In the entries below, identify every line with the string "document" and copy it.

──────── Task data

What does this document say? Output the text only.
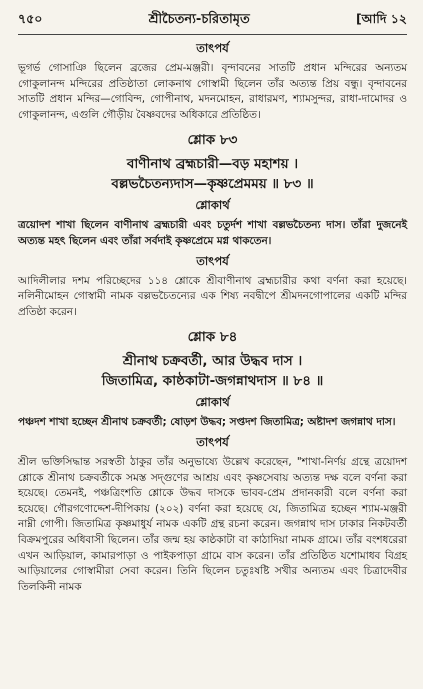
৭৫০	শ্রীচৈতন্য-চরিতামৃত	[আদি ১২
তাৎপর্য

ভূগর্ভ গোসাঞি ছিলেন ব্রজের প্রেম-মঞ্জরী। বৃন্দাবনের সাতটি প্রধান মন্দিরের অন্যতম গোকুলানন্দ মন্দিরের প্রতিষ্ঠাতা লোকনাথ গোস্বামী ছিলেন তাঁর অত্যন্ত প্রিয় বন্ধু। বৃন্দাবনের সাতটি প্রধান মন্দির—গোবিন্দ, গোপীনাথ, মদনমোহন, রাধারমণ, শ্যামসুন্দর, রাধা-দামোদর ও গোকুলানন্দ, এগুলি গৌড়ীয় বৈষ্ণবদের অধিকারে প্রতিষ্ঠিত।

শ্লোক ৮৩
বাণীনাথ ব্রহ্মচারী—বড় মহাশয় ।
বল্লভচৈতন্যদাস—কৃষ্ণপ্রেমময় ॥ ৮৩ ॥
শ্লোকার্থ

ত্রয়োদশ শাখা ছিলেন বাণীনাথ ব্রহ্মচারী এবং চতুর্দশ শাখা বল্লভচৈতন্য দাস। তাঁরা দুজনেই অত্যন্ত মহৎ ছিলেন এবং তাঁরা সর্বদাই কৃষ্ণপ্রেমে মগ্ন থাকতেন।

তাৎপর্য

আদিলীলার দশম পরিচ্ছেদের ১১৪ শ্লোকে শ্রীবাণীনাথ ব্রহ্মচারীর কথা বর্ণনা করা হয়েছে। নলিনীমোহন গোস্বামী নামক বল্লভচৈতন্যের এক শিষ্য নবদ্বীপে শ্রীমদনগোপালের একটি মন্দির প্রতিষ্ঠা করেন।

শ্লোক ৮৪
শ্রীনাথ চক্রবর্তী, আর উদ্ধব দাস ।
জিতামিত্র, কাষ্ঠকাটা-জগন্নাথদাস ॥ ৮৪ ॥
শ্লোকার্থ

পঞ্চদশ শাখা হচ্ছেন শ্রীনাথ চক্রবর্তী; ষোড়শ উদ্ধব; সপ্তদশ জিতামিত্র; অষ্টাদশ জগন্নাথ দাস।

তাৎপর্য

শ্রীল ভক্তিসিদ্ধান্ত সরস্বতী ঠাকুর তাঁর অনুভাষ্যে উল্লেখ করেছেন, "শাখা-নির্ণয় গ্রন্থে ত্রয়োদশ শ্লোকে শ্রীনাথ চক্রবর্তীকে সমস্ত সদ্গুণের আশ্রয় এবং কৃষ্ণসেবায় অত্যন্ত দক্ষ বলে বর্ণনা করা হয়েছে। তেমনই, পঞ্চত্রিংশতি শ্লোকে উদ্ধব দাসকে ভাবব-প্রেম প্রদানকারী বলে বর্ণনা করা হয়েছে। গৌরগণোদ্দেশ-দীপিকায় (২০২) বর্ণনা করা হয়েছে যে, জিতামিত্র হচ্ছেন শ্যাম-মঞ্জরী নাম্নী গোপী। জিতামিত্র কৃষ্ণমাধুর্য নামক একটি গ্রন্থ রচনা করেন। জগন্নাথ দাস ঢাকার নিকটবর্তী বিক্রমপুরের অধিবাসী ছিলেন। তাঁর জন্ম হয় কাষ্ঠকাটা বা কাঠাদিয়া নামক গ্রামে। তাঁর বংশধরেরা এখন আড়িয়াল, কামারপাড়া ও পাইকপাড়া গ্রামে বাস করেন। তাঁর প্রতিষ্ঠিত যশোমাধব বিগ্রহ আড়িয়ালের গোস্বামীরা সেবা করেন। তিনি ছিলেন চতুঃষষ্টি সখীর অন্যতম এবং চিত্রাদেবীর তিলকিনী নামক
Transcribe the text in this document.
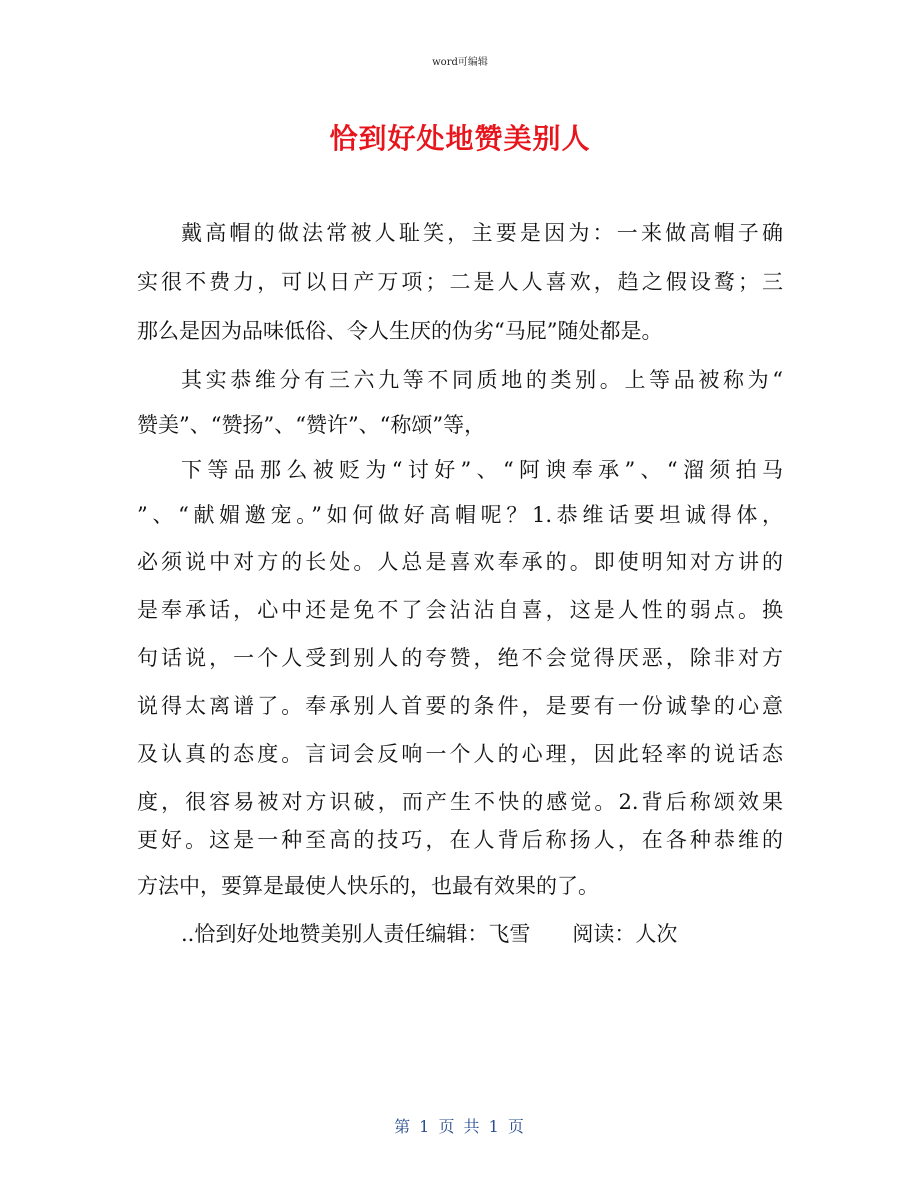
word可编辑
恰到好处地赞美别人
戴高帽的做法常被人耻笑，主要是因为：一来做高帽子确
实很不费力，可以日产万项；二是人人喜欢，趋之假设鹜；三
那么是因为品味低俗、令人生厌的伪劣“马屁”随处都是。
其实恭维分有三六九等不同质地的类别。上等品被称为“
赞美”、“赞扬”、“赞许”、“称颂”等，
下等品那么被贬为“讨好”、“阿谀奉承”、“溜须拍马
”、“献媚邀宠。”如何做好高帽呢？1.恭维话要坦诚得体，
必须说中对方的长处。人总是喜欢奉承的。即使明知对方讲的
是奉承话，心中还是免不了会沾沾自喜，这是人性的弱点。换
句话说，一个人受到别人的夸赞，绝不会觉得厌恶，除非对方
说得太离谱了。奉承别人首要的条件，是要有一份诚挚的心意
及认真的态度。言词会反响一个人的心理，因此轻率的说话态
度，很容易被对方识破，而产生不快的感觉。2.背后称颂效果
更好。这是一种至高的技巧，在人背后称扬人，在各种恭维的
方法中，要算是最使人快乐的，也最有效果的了。
..恰到好处地赞美别人责任编辑：飞雪　　阅读：人次
第 1 页 共 1 页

────────────────

Full solution
What does this document say? Output the text only.
Transcribe the text in this document.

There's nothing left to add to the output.